• [REQUIRED WORK]: Copy out the records precisely, omitting pictures.

• [DATASET ENTRIES]:
# # # #

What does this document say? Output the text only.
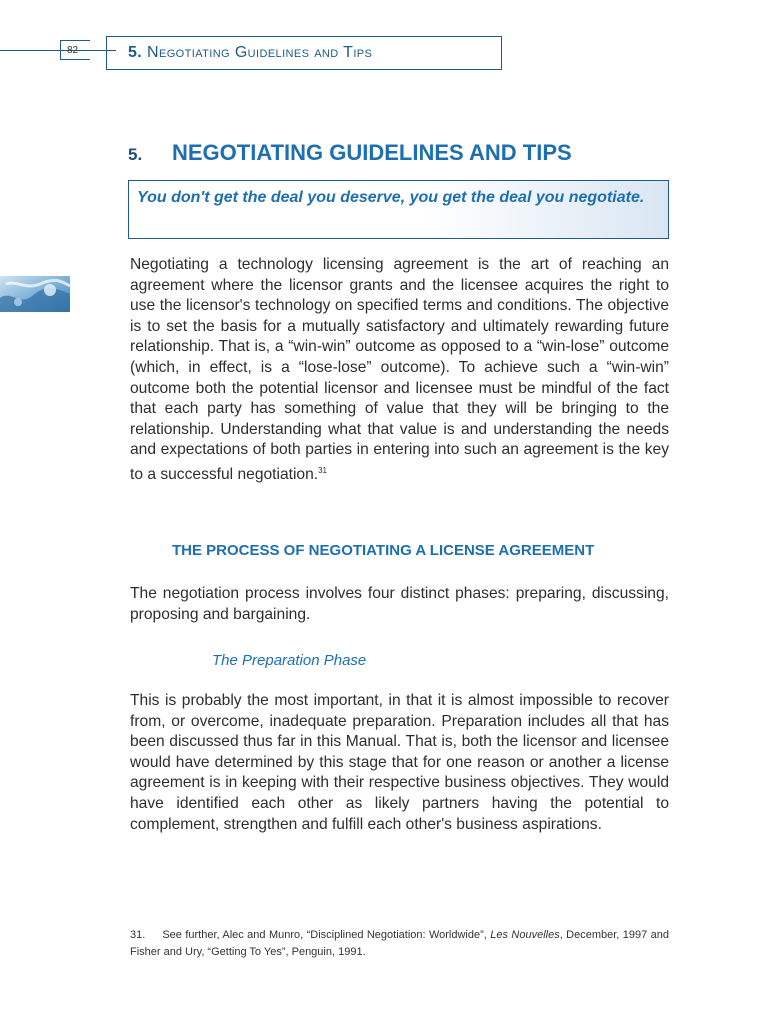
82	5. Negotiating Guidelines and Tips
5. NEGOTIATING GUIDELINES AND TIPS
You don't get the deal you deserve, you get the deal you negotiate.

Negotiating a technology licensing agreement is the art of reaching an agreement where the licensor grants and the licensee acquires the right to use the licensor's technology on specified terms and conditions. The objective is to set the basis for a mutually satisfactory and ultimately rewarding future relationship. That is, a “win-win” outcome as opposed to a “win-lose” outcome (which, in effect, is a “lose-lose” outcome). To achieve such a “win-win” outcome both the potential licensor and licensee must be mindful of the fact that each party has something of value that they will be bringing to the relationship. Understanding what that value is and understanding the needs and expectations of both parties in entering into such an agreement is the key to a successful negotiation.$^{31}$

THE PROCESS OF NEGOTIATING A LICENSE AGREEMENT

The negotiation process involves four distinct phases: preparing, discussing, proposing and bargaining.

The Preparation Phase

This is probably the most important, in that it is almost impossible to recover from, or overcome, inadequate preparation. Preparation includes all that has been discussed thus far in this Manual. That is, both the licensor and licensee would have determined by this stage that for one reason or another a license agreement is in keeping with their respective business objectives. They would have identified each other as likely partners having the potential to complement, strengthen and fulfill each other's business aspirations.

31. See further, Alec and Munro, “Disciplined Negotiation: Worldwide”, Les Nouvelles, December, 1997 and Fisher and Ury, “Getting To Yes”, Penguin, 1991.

# # # #

• [FULL RESPONSE]:
What does this document say? Output the text only.
82	5. Negotiating Guidelines and Tips
5. NEGOTIATING GUIDELINES AND TIPS
You don't get the deal you deserve, you get the deal you negotiate.

Negotiating a technology licensing agreement is the art of reaching an agreement where the licensor grants and the licensee acquires the right to use the licensor's technology on specified terms and conditions. The objective is to set the basis for a mutually satisfactory and ultimately rewarding future relationship. That is, a “win-win” outcome as opposed to a “win-lose” outcome (which, in effect, is a “lose-lose” outcome). To achieve such a “win-win” outcome both the potential licensor and licensee must be mindful of the fact that each party has something of value that they will be bringing to the relationship. Understanding what that value is and understanding the needs and expectations of both parties in entering into such an agreement is the key to a successful negotiation.$^{31}$

THE PROCESS OF NEGOTIATING A LICENSE AGREEMENT

The negotiation process involves four distinct phases: preparing, discussing, proposing and bargaining.

The Preparation Phase

This is probably the most important, in that it is almost impossible to recover from, or overcome, inadequate preparation. Preparation includes all that has been discussed thus far in this Manual. That is, both the licensor and licensee would have determined by this stage that for one reason or another a license agreement is in keeping with their respective business objectives. They would have identified each other as likely partners having the potential to complement, strengthen and fulfill each other's business aspirations.

31. See further, Alec and Munro, “Disciplined Negotiation: Worldwide”, Les Nouvelles, December, 1997 and Fisher and Ury, “Getting To Yes”, Penguin, 1991.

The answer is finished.